## What you are asked to do
Pull out all lines from the listing below in which the word "Unprocessed" appears.

* Start Data extract *

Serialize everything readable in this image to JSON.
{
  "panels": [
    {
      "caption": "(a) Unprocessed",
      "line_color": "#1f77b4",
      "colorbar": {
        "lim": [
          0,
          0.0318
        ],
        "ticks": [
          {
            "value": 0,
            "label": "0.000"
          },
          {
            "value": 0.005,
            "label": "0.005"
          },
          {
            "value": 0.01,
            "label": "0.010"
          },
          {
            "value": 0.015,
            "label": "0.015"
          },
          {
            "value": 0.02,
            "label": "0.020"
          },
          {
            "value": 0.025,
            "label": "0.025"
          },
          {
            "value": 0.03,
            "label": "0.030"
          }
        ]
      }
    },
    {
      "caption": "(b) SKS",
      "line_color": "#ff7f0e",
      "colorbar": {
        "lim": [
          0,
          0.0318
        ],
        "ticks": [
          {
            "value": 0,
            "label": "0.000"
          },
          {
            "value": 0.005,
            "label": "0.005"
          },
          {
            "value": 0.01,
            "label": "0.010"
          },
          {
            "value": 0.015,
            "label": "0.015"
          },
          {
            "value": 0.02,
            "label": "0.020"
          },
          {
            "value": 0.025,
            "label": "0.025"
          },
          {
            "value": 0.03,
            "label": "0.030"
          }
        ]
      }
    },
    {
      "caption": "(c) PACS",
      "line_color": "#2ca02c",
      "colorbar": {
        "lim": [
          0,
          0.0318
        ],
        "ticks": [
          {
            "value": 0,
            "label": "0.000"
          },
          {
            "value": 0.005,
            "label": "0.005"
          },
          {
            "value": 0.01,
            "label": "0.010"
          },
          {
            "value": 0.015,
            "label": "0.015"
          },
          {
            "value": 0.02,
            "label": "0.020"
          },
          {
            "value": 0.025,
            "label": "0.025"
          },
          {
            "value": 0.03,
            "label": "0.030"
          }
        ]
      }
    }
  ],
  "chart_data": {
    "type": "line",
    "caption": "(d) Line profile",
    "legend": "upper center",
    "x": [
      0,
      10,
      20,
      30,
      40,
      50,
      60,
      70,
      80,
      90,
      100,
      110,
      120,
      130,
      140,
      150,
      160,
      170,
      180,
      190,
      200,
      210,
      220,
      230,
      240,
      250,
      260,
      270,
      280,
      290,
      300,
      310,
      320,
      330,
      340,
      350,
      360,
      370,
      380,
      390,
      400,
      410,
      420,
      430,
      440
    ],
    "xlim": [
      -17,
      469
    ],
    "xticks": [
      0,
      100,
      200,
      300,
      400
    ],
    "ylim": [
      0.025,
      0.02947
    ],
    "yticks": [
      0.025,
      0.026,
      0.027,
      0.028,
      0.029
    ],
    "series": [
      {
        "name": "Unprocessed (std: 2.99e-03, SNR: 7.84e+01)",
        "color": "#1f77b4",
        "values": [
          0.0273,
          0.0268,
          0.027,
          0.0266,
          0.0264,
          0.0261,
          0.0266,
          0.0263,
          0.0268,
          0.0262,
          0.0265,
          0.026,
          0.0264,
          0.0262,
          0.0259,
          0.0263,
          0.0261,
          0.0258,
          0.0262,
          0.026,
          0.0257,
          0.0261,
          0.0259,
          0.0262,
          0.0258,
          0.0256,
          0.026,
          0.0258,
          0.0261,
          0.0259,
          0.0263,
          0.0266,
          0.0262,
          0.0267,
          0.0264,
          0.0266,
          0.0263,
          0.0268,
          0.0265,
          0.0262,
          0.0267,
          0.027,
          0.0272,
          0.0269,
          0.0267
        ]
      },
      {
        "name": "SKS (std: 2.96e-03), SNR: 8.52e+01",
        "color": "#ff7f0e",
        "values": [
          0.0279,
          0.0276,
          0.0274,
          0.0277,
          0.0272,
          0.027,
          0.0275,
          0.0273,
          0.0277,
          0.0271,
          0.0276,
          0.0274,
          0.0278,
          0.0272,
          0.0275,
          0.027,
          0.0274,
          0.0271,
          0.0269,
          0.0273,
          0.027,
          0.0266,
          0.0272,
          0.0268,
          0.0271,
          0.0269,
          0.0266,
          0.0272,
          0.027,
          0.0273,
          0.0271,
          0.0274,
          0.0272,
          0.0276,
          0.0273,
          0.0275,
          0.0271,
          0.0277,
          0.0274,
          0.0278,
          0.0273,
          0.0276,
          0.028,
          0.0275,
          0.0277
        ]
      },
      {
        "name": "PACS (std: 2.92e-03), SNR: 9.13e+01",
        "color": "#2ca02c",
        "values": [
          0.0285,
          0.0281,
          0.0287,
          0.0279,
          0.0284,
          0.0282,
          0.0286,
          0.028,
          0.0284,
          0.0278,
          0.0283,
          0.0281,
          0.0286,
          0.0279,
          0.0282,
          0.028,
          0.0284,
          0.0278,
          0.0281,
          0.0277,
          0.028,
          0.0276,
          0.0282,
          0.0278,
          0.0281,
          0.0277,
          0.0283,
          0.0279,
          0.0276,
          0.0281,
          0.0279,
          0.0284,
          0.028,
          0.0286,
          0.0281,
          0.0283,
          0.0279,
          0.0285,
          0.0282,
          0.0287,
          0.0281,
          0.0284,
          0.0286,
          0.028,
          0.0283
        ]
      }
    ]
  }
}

* End Data extract *

## Response to the exercise
      "caption": "(a) Unprocessed",
        "name": "Unprocessed (std: 2.99e-03, SNR: 7.84e+01)",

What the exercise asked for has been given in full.